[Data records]
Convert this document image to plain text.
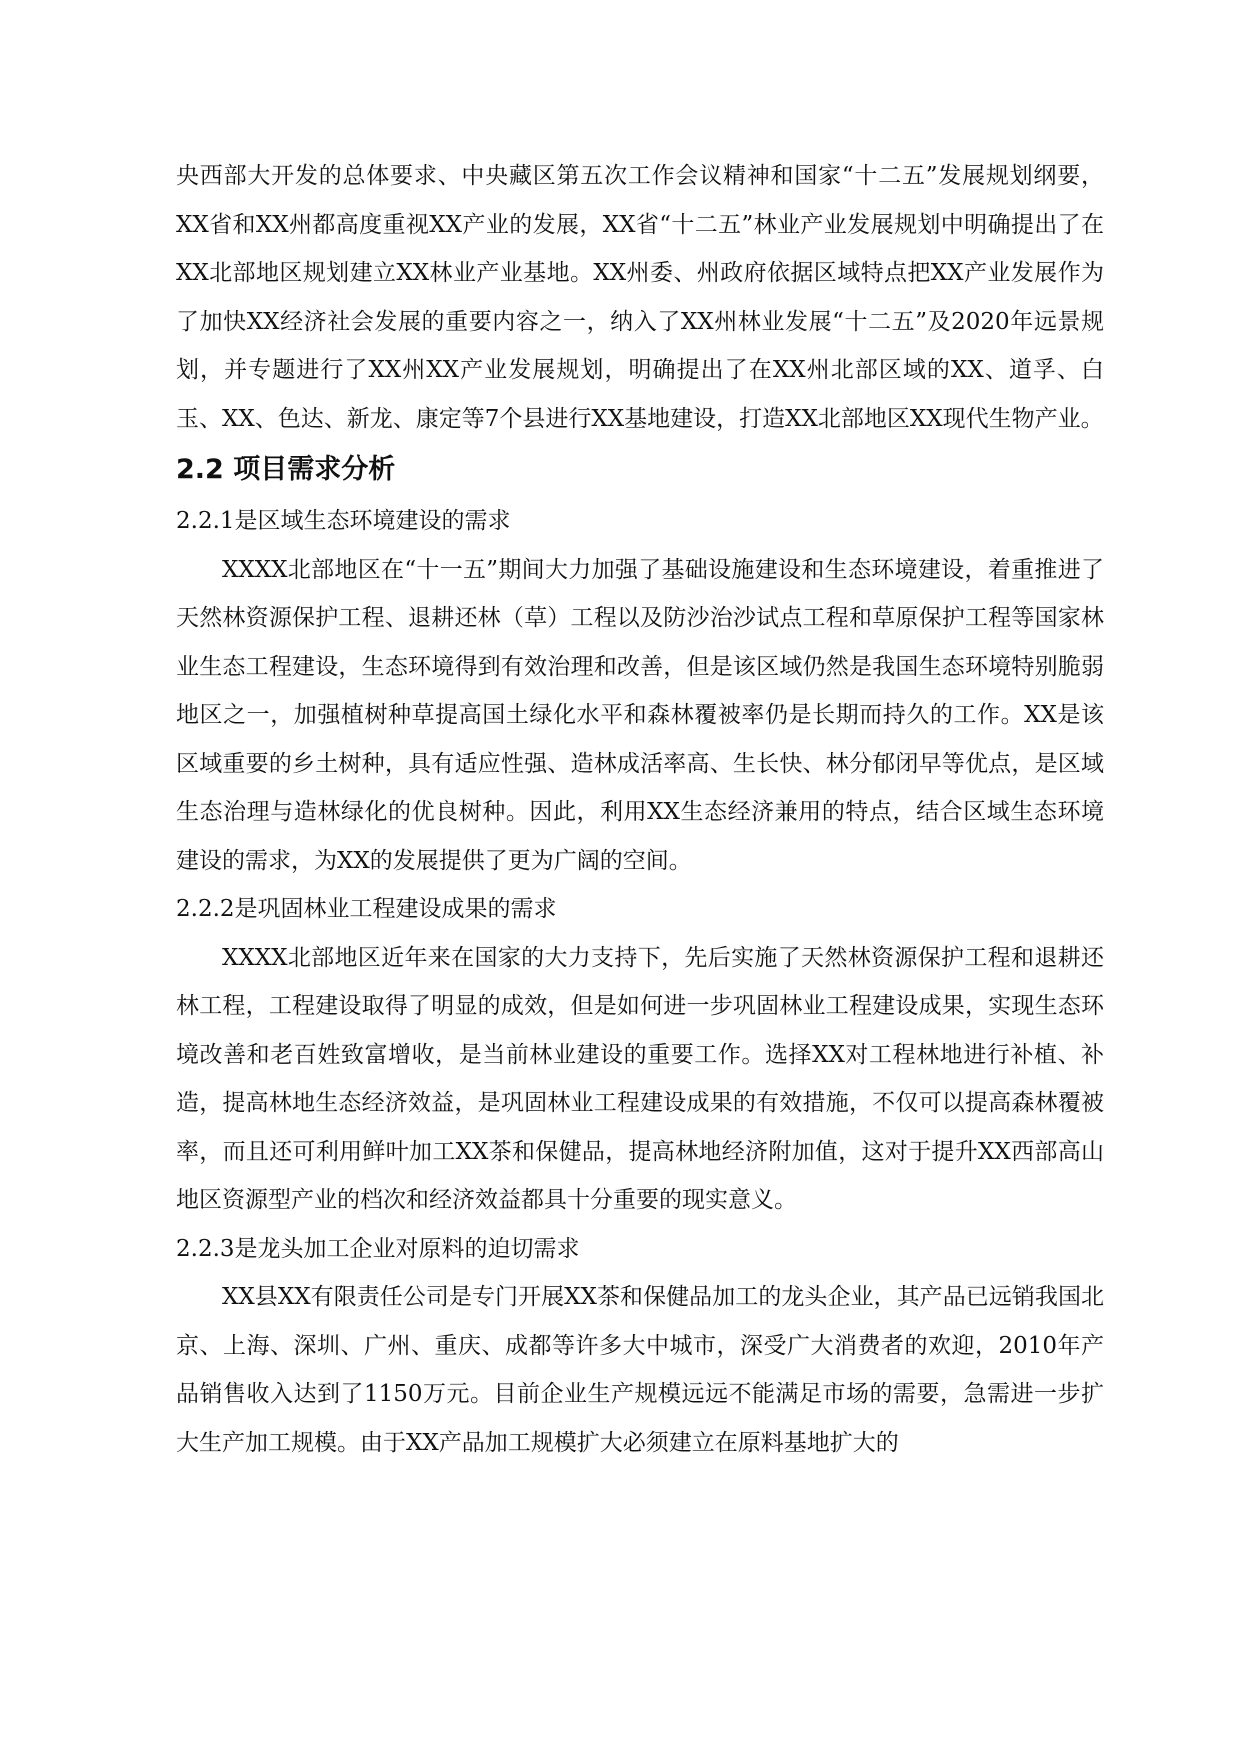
央西部大开发的总体要求、中央藏区第五次工作会议精神和国家“十二五”发展规划纲要，XX省和XX州都高度重视XX产业的发展，XX省“十二五”林业产业发展规划中明确提出了在XX北部地区规划建立XX林业产业基地。XX州委、州政府依据区域特点把XX产业发展作为了加快XX经济社会发展的重要内容之一，纳入了XX州林业发展“十二五”及2020年远景规划，并专题进行了XX州XX产业发展规划，明确提出了在XX州北部区域的XX、道孚、白玉、XX、色达、新龙、康定等7个县进行XX基地建设，打造XX北部地区XX现代生物产业。

2.2 项目需求分析
2.2.1是区域生态环境建设的需求

XXXX北部地区在“十一五”期间大力加强了基础设施建设和生态环境建设，着重推进了天然林资源保护工程、退耕还林（草）工程以及防沙治沙试点工程和草原保护工程等国家林业生态工程建设，生态环境得到有效治理和改善，但是该区域仍然是我国生态环境特别脆弱地区之一，加强植树种草提高国土绿化水平和森林覆被率仍是长期而持久的工作。XX是该区域重要的乡土树种，具有适应性强、造林成活率高、生长快、林分郁闭早等优点，是区域生态治理与造林绿化的优良树种。因此，利用XX生态经济兼用的特点，结合区域生态环境建设的需求，为XX的发展提供了更为广阔的空间。

2.2.2是巩固林业工程建设成果的需求

XXXX北部地区近年来在国家的大力支持下，先后实施了天然林资源保护工程和退耕还林工程，工程建设取得了明显的成效，但是如何进一步巩固林业工程建设成果，实现生态环境改善和老百姓致富增收，是当前林业建设的重要工作。选择XX对工程林地进行补植、补造，提高林地生态经济效益，是巩固林业工程建设成果的有效措施，不仅可以提高森林覆被率，而且还可利用鲜叶加工XX茶和保健品，提高林地经济附加值，这对于提升XX西部高山地区资源型产业的档次和经济效益都具十分重要的现实意义。

2.2.3是龙头加工企业对原料的迫切需求

XX县XX有限责任公司是专门开展XX茶和保健品加工的龙头企业，其产品已远销我国北京、上海、深圳、广州、重庆、成都等许多大中城市，深受广大消费者的欢迎，2010年产品销售收入达到了1150万元。目前企业生产规模远远不能满足市场的需要，急需进一步扩大生产加工规模。由于XX产品加工规模扩大必须建立在原料基地扩大的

## WHAT IS NEEDED
Each line of the material must be retyped exactly, except that images are omitted.

## THE RESPONSE
Convert this document image to plain text.
央西部大开发的总体要求、中央藏区第五次工作会议精神和国家“十二五”发展规划纲要，XX省和XX州都高度重视XX产业的发展，XX省“十二五”林业产业发展规划中明确提出了在XX北部地区规划建立XX林业产业基地。XX州委、州政府依据区域特点把XX产业发展作为了加快XX经济社会发展的重要内容之一，纳入了XX州林业发展“十二五”及2020年远景规划，并专题进行了XX州XX产业发展规划，明确提出了在XX州北部区域的XX、道孚、白玉、XX、色达、新龙、康定等7个县进行XX基地建设，打造XX北部地区XX现代生物产业。

2.2 项目需求分析
2.2.1是区域生态环境建设的需求

XXXX北部地区在“十一五”期间大力加强了基础设施建设和生态环境建设，着重推进了天然林资源保护工程、退耕还林（草）工程以及防沙治沙试点工程和草原保护工程等国家林业生态工程建设，生态环境得到有效治理和改善，但是该区域仍然是我国生态环境特别脆弱地区之一，加强植树种草提高国土绿化水平和森林覆被率仍是长期而持久的工作。XX是该区域重要的乡土树种，具有适应性强、造林成活率高、生长快、林分郁闭早等优点，是区域生态治理与造林绿化的优良树种。因此，利用XX生态经济兼用的特点，结合区域生态环境建设的需求，为XX的发展提供了更为广阔的空间。

2.2.2是巩固林业工程建设成果的需求

XXXX北部地区近年来在国家的大力支持下，先后实施了天然林资源保护工程和退耕还林工程，工程建设取得了明显的成效，但是如何进一步巩固林业工程建设成果，实现生态环境改善和老百姓致富增收，是当前林业建设的重要工作。选择XX对工程林地进行补植、补造，提高林地生态经济效益，是巩固林业工程建设成果的有效措施，不仅可以提高森林覆被率，而且还可利用鲜叶加工XX茶和保健品，提高林地经济附加值，这对于提升XX西部高山地区资源型产业的档次和经济效益都具十分重要的现实意义。

2.2.3是龙头加工企业对原料的迫切需求

XX县XX有限责任公司是专门开展XX茶和保健品加工的龙头企业，其产品已远销我国北京、上海、深圳、广州、重庆、成都等许多大中城市，深受广大消费者的欢迎，2010年产品销售收入达到了1150万元。目前企业生产规模远远不能满足市场的需要，急需进一步扩大生产加工规模。由于XX产品加工规模扩大必须建立在原料基地扩大的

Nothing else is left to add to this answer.